Exercise requirements - Search the material for "shown" and show all lines that contain it.

Input material -
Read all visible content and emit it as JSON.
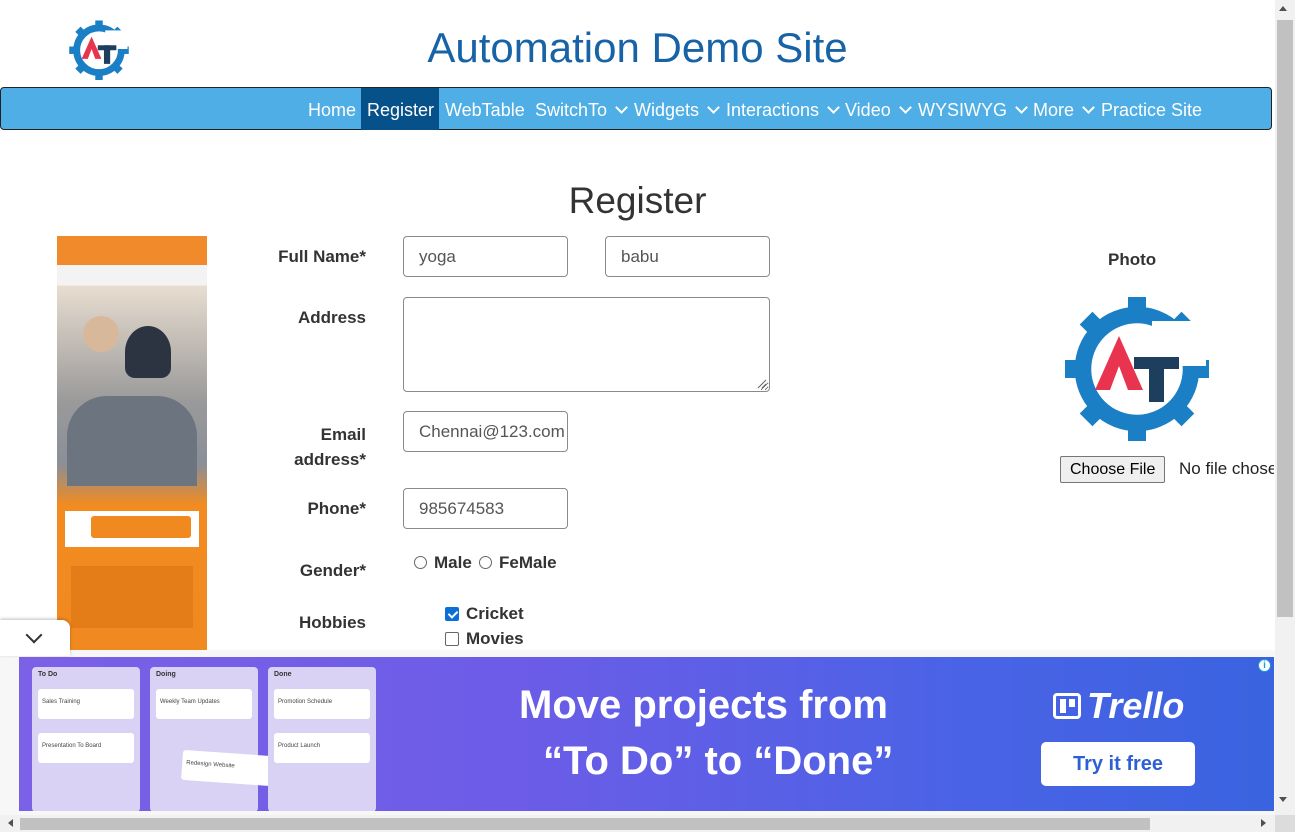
{
  "header": {
    "title": "Automation Demo Site"
  },
  "nav": {
    "items": [
      {
        "label": "Home",
        "dropdown": false
      },
      {
        "label": "Register",
        "dropdown": false,
        "active": true
      },
      {
        "label": "WebTable",
        "dropdown": false
      },
      {
        "label": "SwitchTo",
        "dropdown": true
      },
      {
        "label": "Widgets",
        "dropdown": true
      },
      {
        "label": "Interactions",
        "dropdown": true
      },
      {
        "label": "Video",
        "dropdown": true
      },
      {
        "label": "WYSIWYG",
        "dropdown": true
      },
      {
        "label": "More",
        "dropdown": true
      },
      {
        "label": "Practice Site",
        "dropdown": false
      }
    ]
  },
  "form": {
    "heading": "Register",
    "full_name_label": "Full Name*",
    "first_name_value": "yoga",
    "last_name_value": "babu",
    "address_label": "Address",
    "address_value": "",
    "email_label_line1": "Email",
    "email_label_line2": "address*",
    "email_value": "Chennai@123.com",
    "phone_label": "Phone*",
    "phone_value": "985674583",
    "gender_label": "Gender*",
    "gender_options": [
      "Male",
      "FeMale"
    ],
    "hobbies_label": "Hobbies",
    "hobbies": [
      {
        "label": "Cricket",
        "checked": true
      },
      {
        "label": "Movies",
        "checked": false
      }
    ]
  },
  "photo": {
    "label": "Photo",
    "choose_file_label": "Choose File",
    "no_file_text": "No file chosen"
  },
  "bottom_ad": {
    "boards": [
      {
        "title": "To Do",
        "cards": [
          "Sales Training",
          "Presentation To Board"
        ]
      },
      {
        "title": "Doing",
        "cards": [
          "Weekly Team Updates",
          "Redesign Website"
        ]
      },
      {
        "title": "Done",
        "cards": [
          "Promotion Schedule",
          "Product Launch"
        ]
      }
    ],
    "headline_1": "Move projects from",
    "headline_2": "“To Do” to “Done”",
    "brand": "Trello",
    "cta": "Try it free",
    "info_icon": "i"
  },
  "colors": {
    "title_blue": "#1763a6",
    "nav_bg": "#4eaee5",
    "nav_active": "#07518a"
  }
}
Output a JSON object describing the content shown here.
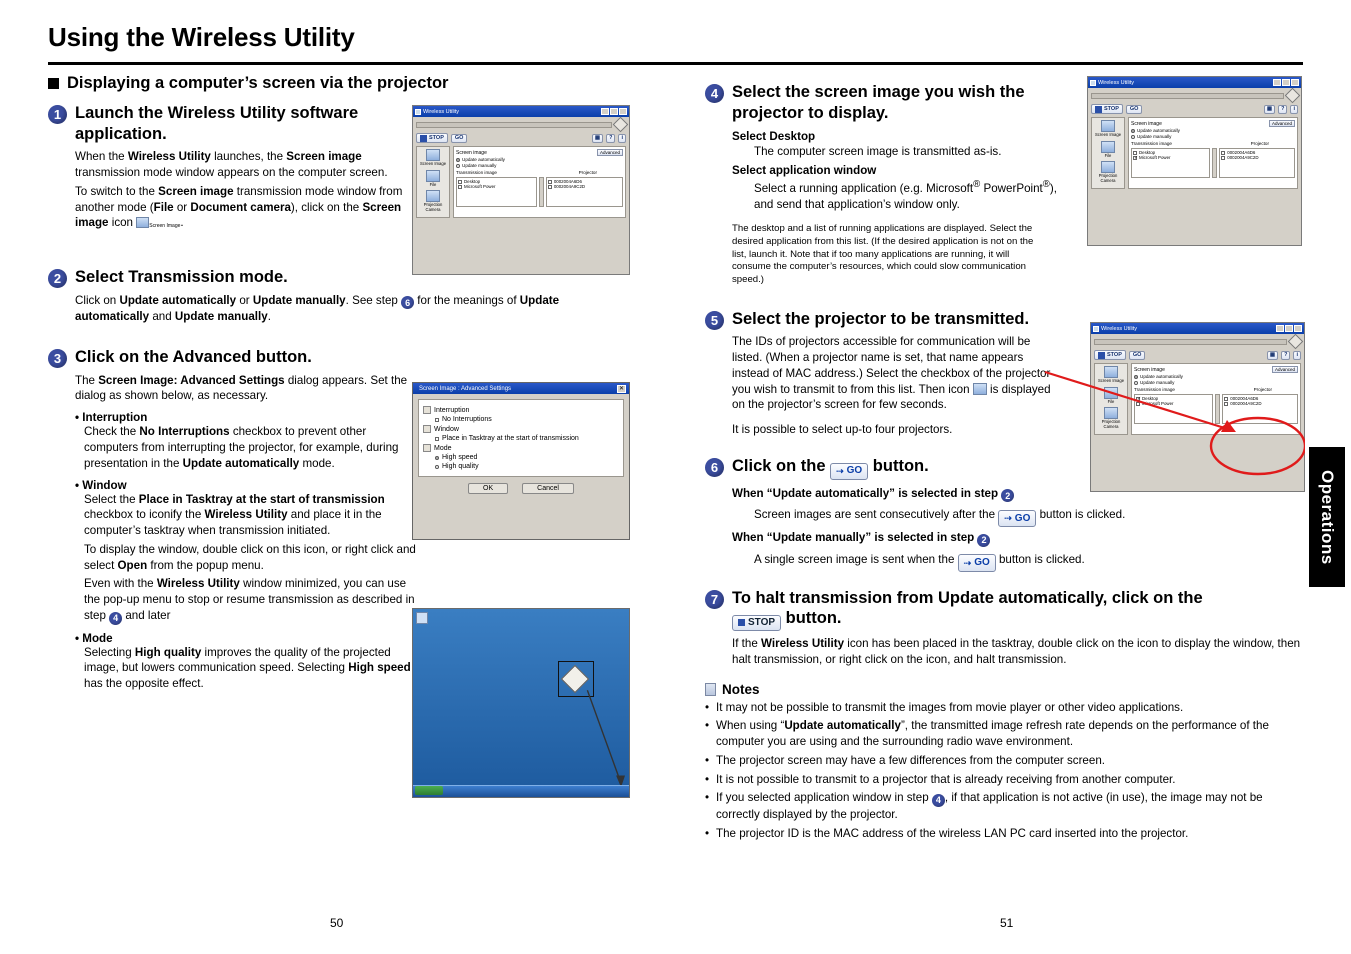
{
  "doc": {
    "title": "Using the Wireless Utility",
    "side_tab": "Operations",
    "page_left": "50",
    "page_right": "51"
  },
  "left": {
    "section_heading": "Displaying a computer’s screen via the projector",
    "step1": {
      "num": "1",
      "title": "Launch the Wireless Utility software application.",
      "p1_a": "When the ",
      "p1_b": "Wireless Utility",
      "p1_c": " launches, the ",
      "p1_d": "Screen image",
      "p1_e": " transmission mode window appears on the computer screen.",
      "p2_a": "To switch to the ",
      "p2_b": "Screen image",
      "p2_c": " transmission mode window from another mode (",
      "p2_d": "File",
      "p2_e": " or ",
      "p2_f": "Document camera",
      "p2_g": "), click on the ",
      "p2_h": "Screen image",
      "p2_i": " icon",
      "p2_j": "."
    },
    "step2": {
      "num": "2",
      "title": "Select Transmission mode.",
      "p_a": "Click on ",
      "p_b": "Update automatically",
      "p_c": " or ",
      "p_d": "Update manually",
      "p_e": ". See step ",
      "p_ref": "6",
      "p_f": " for the meanings of ",
      "p_g": "Update automatically",
      "p_h": " and ",
      "p_i": "Update manually",
      "p_j": "."
    },
    "step3": {
      "num": "3",
      "title": "Click on the Advanced button.",
      "p_a": "The ",
      "p_b": "Screen Image: Advanced Settings",
      "p_c": " dialog appears. Set the dialog as shown below, as necessary.",
      "b1_title": "Interruption",
      "b1_a": "Check the ",
      "b1_b": "No Interruptions",
      "b1_c": " checkbox to prevent other computers from interrupting the projector, for example, during presentation in the ",
      "b1_d": "Update automatically",
      "b1_e": " mode.",
      "b2_title": "Window",
      "b2_a": "Select the ",
      "b2_b": "Place in Tasktray at the start of transmission",
      "b2_c": " checkbox to iconify the ",
      "b2_d": "Wireless Utility",
      "b2_e": " and place it in the computer’s tasktray when transmission initiated.",
      "b2_f": "To display the window, double click on this icon, or right click and select ",
      "b2_g": "Open",
      "b2_h": " from the popup menu.",
      "b2_i": "Even with the ",
      "b2_j": "Wireless Utility",
      "b2_k": " window minimized, you can use the pop-up menu to stop or resume transmission as described in step ",
      "b2_ref": "4",
      "b2_l": " and later",
      "b3_title": "Mode",
      "b3_a": "Selecting ",
      "b3_b": "High quality",
      "b3_c": " improves the quality of the projected image, but lowers communication speed. Selecting ",
      "b3_d": "High speed",
      "b3_e": " has the opposite effect."
    }
  },
  "right": {
    "step4": {
      "num": "4",
      "title": "Select the screen image you wish the projector to display.",
      "h1": "Select Desktop",
      "h1_body": "The computer screen image is transmitted as-is.",
      "h2": "Select application window",
      "h2_body_a": "Select a running application (e.g. Microsoft",
      "h2_sup1": "®",
      "h2_body_b": " PowerPoint",
      "h2_sup2": "®",
      "h2_body_c": "), and send that application’s window only.",
      "note": "The desktop and a list of running applications are displayed. Select the desired application from this list. (If the desired application is not on the list, launch it. Note that if too many applications are running, it will consume the computer’s resources, which could slow communication speed.)"
    },
    "step5": {
      "num": "5",
      "title": "Select the projector to be transmitted.",
      "p_a": "The IDs of projectors accessible for communication will be listed. (When a projector name is set, that name appears instead of MAC address.) Select the checkbox of the projector you wish to transmit to from this list. Then icon ",
      "p_b": " is displayed on the projector’s screen for few seconds.",
      "p2": "It is possible to select up-to four projectors."
    },
    "step6": {
      "num": "6",
      "title_a": "Click on the ",
      "title_btn": "GO",
      "title_b": " button.",
      "h1_a": "When “Update automatically” is selected in step ",
      "h1_ref": "2",
      "h1_body_a": "Screen images are sent consecutively after the ",
      "h1_body_b": " button is clicked.",
      "h2_a": "When “Update manually” is selected in step ",
      "h2_ref": "2",
      "h2_body_a": "A single screen image is sent when the ",
      "h2_body_b": " button is clicked."
    },
    "step7": {
      "num": "7",
      "title_a": "To halt transmission from Update automatically, click on the ",
      "title_btn": "STOP",
      "title_b": " button.",
      "p_a": "If the ",
      "p_b": "Wireless Utility",
      "p_c": " icon has been placed in the tasktray, double click on the icon to display the window, then halt transmission, or right click on the icon, and halt transmission."
    },
    "notes": {
      "heading": "Notes",
      "items": [
        "It may not be possible to transmit the images from movie player or other video applications.",
        "When using “Update automatically”, the transmitted image refresh rate depends on the performance of the computer you are using and the surrounding radio wave environment.",
        "The projector screen may have a few differences from the computer screen.",
        "It is not possible to transmit to a projector that is already receiving from another computer.",
        "If you selected application window in step 4, if that application is not active (in use), the image may not be correctly displayed by the projector.",
        "The projector ID is the MAC address of the wireless LAN PC card inserted into the projector."
      ],
      "item2_quoted": "Update automatically",
      "item5_a": "If you selected application window in step ",
      "item5_ref": "4",
      "item5_b": ", if that application is not active (in use), the image may not be correctly displayed by the projector."
    }
  },
  "screenshots": {
    "wireless_utility": {
      "title": "Wireless Utility",
      "stop_label": "STOP",
      "go_label": "GO",
      "screen_image_label": "Screen image",
      "advanced_label": "Advanced",
      "radio_auto": "Update automatically",
      "radio_manual": "Update manually",
      "transmission_image": "Transmission image",
      "projector_label": "Projector",
      "item_desktop": "Desktop",
      "item_ppt": "Microsoft Power",
      "mac1": "0002004A6D6",
      "mac2": "0002004A9C2D",
      "side_screen_image": "Screen Image",
      "side_file": "File",
      "side_doc_camera": "Projection Camera"
    },
    "advanced_dialog": {
      "title": "Screen Image : Advanced Settings",
      "interruption": "Interruption",
      "no_interruptions": "No Interruptions",
      "window": "Window",
      "place_in_tasktray": "Place in Tasktray at the start of transmission",
      "mode": "Mode",
      "high_speed": "High speed",
      "high_quality": "High quality",
      "ok": "OK",
      "cancel": "Cancel"
    }
  }
}
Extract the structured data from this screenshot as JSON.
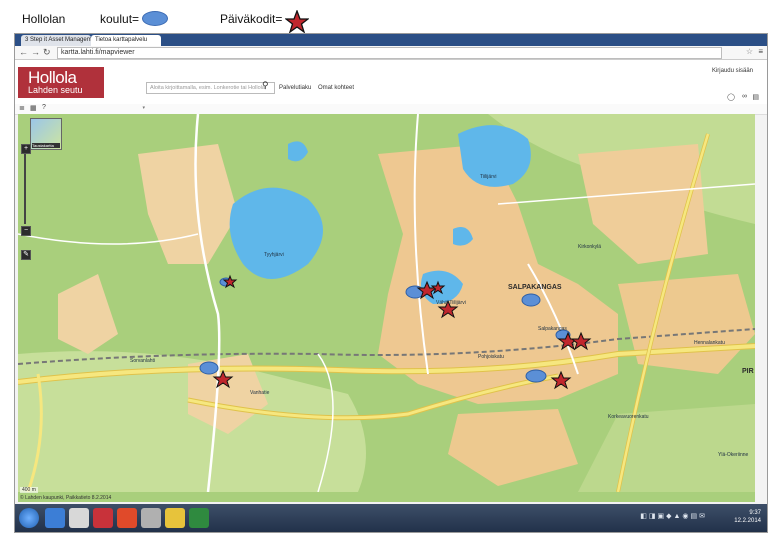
{
  "legend": {
    "title": "Hollolan",
    "schools_label": "koulut=",
    "daycare_label": "Päiväkodit="
  },
  "browser": {
    "tabs": [
      "3 Step it Asset Managem",
      "Tietoa karttapalvelu"
    ],
    "address": "kartta.lahti.fi/mapviewer",
    "star_icon": "☆",
    "menu_icon": "≡"
  },
  "site": {
    "logo_top": "Hollola",
    "logo_bottom": "Lahden seutu",
    "search_placeholder": "Aloita kirjoittamalla, esim. Lonkerotie tai Hollola",
    "menu_help": "Palvelutiaku",
    "menu_other": "Omat kohteet",
    "login": "Kirjaudu sisään"
  },
  "map": {
    "layer_button": "Taustakartta",
    "scale_text": "400 m",
    "copyright": "© Lahden kaupunki, Paikkatieto 8.2.2014",
    "big_labels": [
      "SALPAKANGAS",
      "PIR"
    ],
    "labels": [
      "Tyyhjärvi",
      "Vähä-Tiilijärvi",
      "Tiilijärvi",
      "Kirkonkylä",
      "Hennalankatu",
      "Vanhatie",
      "Korkeavuorenkatu",
      "Pohjoiskatu",
      "Salpakangas",
      "Ylä-Okeriinne",
      "Sorvanlahti"
    ],
    "schools": 6,
    "daycares": 8
  },
  "taskbar": {
    "time": "9:37",
    "date": "12.2.2014",
    "lang": "FI"
  },
  "colors": {
    "school": "#5b8fd6",
    "daycare": "#c0272d",
    "water": "#5fb7ea",
    "forest": "#a9cf7c",
    "urban": "#eec891",
    "road": "#f1e07b"
  }
}
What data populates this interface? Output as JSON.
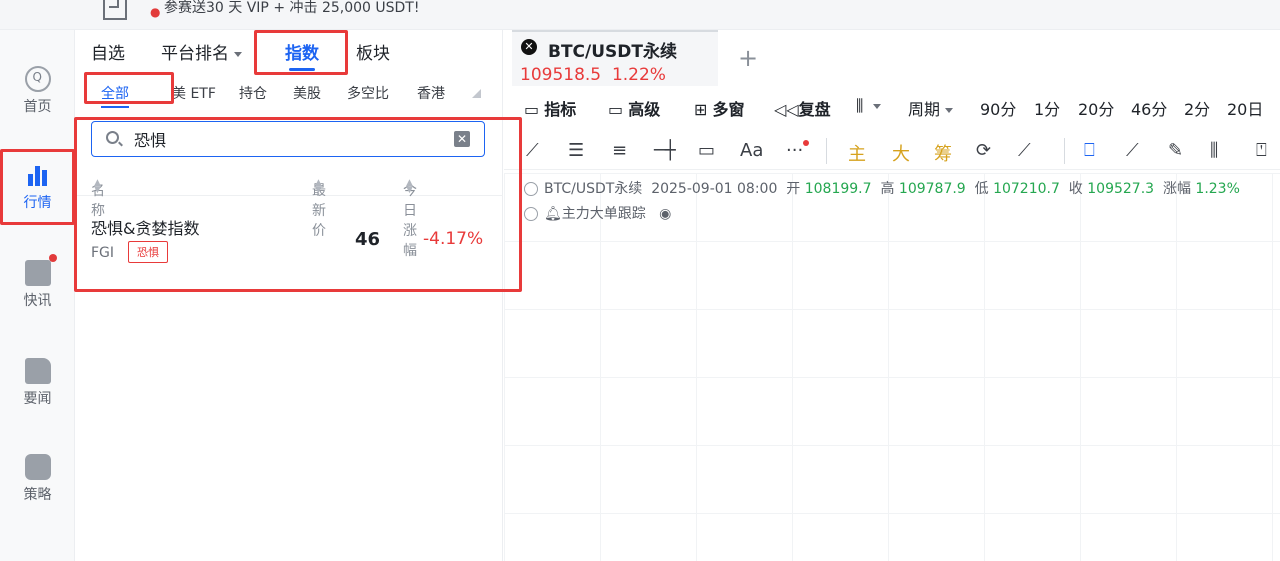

Correct answer -
Output a JSON object describing the content shown here.
      "p_c": " dialog appears. Set the dialog as shown below, as necessary.",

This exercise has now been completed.